Objective: Figure out how many lines of the material below contain the word "title". Answer with the number only.

>> Start Task data

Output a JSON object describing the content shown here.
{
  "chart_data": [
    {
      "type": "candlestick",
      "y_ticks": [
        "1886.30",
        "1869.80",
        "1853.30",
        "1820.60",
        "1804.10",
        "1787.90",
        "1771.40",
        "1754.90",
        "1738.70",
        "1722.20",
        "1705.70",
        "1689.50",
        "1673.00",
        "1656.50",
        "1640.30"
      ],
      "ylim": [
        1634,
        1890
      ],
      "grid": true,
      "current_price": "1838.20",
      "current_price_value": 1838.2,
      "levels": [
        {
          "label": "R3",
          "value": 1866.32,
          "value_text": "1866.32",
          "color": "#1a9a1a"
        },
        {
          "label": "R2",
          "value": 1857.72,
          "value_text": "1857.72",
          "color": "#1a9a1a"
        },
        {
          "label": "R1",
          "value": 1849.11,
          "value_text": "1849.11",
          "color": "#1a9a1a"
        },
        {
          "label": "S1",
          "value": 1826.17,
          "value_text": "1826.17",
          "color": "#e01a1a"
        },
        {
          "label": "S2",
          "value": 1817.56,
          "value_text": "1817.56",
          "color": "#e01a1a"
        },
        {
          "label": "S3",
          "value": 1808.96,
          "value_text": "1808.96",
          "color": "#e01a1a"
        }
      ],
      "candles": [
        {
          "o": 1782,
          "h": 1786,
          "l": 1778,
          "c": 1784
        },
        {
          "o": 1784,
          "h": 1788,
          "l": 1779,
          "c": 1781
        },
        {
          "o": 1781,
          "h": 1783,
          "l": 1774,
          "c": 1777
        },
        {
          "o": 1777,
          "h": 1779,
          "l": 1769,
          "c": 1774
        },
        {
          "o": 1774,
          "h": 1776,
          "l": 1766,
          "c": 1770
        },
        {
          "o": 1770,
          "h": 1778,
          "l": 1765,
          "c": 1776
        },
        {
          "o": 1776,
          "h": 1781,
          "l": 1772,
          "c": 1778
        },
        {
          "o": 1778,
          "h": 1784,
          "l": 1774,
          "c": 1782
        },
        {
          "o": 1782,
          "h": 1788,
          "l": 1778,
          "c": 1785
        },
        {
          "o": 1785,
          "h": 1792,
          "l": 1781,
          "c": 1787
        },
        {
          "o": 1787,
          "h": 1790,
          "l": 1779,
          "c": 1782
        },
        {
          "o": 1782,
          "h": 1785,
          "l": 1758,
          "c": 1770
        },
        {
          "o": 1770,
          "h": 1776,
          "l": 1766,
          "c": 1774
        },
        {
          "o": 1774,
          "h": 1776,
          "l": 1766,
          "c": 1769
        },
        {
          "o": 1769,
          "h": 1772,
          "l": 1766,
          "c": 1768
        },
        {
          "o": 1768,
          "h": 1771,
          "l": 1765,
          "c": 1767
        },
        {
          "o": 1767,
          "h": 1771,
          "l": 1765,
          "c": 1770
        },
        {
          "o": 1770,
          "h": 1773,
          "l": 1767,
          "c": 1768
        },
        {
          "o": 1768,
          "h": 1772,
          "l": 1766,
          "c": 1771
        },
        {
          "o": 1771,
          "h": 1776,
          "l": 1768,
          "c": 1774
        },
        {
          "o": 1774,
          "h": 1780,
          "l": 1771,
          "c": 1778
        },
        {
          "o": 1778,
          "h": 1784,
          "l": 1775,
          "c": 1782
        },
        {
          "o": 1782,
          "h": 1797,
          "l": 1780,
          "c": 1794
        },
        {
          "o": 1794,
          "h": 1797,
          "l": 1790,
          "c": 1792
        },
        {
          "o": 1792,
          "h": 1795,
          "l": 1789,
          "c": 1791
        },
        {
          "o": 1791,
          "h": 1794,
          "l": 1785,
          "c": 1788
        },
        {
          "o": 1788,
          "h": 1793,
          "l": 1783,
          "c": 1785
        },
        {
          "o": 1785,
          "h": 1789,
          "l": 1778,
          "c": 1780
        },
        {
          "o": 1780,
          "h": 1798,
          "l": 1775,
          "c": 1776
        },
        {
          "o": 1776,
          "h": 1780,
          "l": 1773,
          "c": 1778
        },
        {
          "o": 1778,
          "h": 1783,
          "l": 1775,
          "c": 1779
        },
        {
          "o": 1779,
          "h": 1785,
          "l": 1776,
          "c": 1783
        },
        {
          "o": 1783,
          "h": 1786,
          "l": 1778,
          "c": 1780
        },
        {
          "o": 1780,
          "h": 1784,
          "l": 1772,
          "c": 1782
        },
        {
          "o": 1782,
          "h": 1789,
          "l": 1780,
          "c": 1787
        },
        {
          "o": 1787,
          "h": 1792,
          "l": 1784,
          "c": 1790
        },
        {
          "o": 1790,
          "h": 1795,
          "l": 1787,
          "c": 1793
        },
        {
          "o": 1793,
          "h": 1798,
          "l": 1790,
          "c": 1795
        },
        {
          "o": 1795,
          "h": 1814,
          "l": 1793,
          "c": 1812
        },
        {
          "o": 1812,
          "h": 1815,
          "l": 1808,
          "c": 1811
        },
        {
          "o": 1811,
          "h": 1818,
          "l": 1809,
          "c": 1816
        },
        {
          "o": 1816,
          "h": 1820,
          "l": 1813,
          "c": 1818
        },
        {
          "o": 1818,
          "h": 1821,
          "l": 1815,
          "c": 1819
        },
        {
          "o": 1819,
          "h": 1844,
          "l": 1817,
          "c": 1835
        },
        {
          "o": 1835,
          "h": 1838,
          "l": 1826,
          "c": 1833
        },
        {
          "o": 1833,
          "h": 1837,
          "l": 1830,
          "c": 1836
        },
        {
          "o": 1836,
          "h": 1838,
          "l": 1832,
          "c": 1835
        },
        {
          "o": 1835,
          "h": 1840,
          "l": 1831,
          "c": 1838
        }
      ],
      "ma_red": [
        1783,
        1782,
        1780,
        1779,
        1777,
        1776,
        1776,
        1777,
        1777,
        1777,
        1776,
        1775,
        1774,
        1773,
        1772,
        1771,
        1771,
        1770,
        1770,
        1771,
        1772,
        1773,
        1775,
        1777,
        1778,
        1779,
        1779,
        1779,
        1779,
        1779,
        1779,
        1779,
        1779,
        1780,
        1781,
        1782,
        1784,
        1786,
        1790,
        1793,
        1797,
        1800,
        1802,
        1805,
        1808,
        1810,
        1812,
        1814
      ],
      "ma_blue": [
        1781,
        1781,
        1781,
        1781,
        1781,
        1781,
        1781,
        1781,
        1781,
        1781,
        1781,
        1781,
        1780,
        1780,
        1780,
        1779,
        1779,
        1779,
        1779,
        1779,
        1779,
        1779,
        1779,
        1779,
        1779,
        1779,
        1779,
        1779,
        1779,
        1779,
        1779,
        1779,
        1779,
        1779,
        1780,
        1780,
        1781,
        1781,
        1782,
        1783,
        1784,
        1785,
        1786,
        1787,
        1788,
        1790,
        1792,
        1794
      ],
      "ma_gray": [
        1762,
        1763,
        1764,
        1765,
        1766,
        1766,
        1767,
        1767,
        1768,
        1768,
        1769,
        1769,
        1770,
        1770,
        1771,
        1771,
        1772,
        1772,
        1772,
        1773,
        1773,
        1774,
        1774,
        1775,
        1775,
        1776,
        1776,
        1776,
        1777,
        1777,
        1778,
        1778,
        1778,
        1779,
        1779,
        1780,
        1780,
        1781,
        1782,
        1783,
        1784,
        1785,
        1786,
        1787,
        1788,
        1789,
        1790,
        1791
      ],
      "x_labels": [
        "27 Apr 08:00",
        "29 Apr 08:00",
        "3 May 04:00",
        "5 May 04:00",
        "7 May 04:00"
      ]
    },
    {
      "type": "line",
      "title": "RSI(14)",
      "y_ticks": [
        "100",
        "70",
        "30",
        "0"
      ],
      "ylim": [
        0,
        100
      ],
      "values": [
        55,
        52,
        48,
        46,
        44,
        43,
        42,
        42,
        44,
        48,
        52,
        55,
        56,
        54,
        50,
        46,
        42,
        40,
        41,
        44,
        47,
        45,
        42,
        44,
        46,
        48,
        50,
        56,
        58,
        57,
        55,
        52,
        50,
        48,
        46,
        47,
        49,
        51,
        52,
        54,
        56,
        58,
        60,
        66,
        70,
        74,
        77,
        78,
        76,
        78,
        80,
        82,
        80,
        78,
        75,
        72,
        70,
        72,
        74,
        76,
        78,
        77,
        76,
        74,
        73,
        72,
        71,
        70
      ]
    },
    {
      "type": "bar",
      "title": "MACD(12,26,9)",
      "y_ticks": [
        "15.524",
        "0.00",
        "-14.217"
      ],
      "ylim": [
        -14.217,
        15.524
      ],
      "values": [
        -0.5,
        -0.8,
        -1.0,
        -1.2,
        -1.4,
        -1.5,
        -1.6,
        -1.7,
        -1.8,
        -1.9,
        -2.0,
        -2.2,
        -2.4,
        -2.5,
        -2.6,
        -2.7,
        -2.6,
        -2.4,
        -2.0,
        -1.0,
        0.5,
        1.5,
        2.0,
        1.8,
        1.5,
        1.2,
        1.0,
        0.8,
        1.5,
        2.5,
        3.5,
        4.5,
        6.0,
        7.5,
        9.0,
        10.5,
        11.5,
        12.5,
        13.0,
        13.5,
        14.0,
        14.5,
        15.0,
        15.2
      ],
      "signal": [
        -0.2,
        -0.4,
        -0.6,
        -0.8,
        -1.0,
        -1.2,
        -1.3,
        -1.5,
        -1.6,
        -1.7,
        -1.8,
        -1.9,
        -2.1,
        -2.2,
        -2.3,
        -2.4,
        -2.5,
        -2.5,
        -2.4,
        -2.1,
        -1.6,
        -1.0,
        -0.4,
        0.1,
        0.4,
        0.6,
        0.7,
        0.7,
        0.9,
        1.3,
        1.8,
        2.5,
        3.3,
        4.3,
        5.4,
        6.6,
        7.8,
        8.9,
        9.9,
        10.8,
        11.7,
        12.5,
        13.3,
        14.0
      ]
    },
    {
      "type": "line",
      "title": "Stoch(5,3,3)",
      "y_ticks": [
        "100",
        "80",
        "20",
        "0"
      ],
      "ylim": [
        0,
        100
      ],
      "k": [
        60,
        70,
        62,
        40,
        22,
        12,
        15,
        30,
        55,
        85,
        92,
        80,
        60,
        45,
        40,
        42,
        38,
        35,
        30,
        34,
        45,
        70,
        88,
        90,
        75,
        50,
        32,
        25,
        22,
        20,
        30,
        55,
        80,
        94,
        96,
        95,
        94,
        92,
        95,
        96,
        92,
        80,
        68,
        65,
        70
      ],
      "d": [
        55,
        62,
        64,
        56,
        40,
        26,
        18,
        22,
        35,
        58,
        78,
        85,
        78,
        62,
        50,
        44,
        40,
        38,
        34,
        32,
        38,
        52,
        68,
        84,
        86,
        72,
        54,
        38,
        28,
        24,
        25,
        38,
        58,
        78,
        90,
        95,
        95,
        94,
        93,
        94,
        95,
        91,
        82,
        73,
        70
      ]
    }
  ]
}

>> End Task data

Result below: 3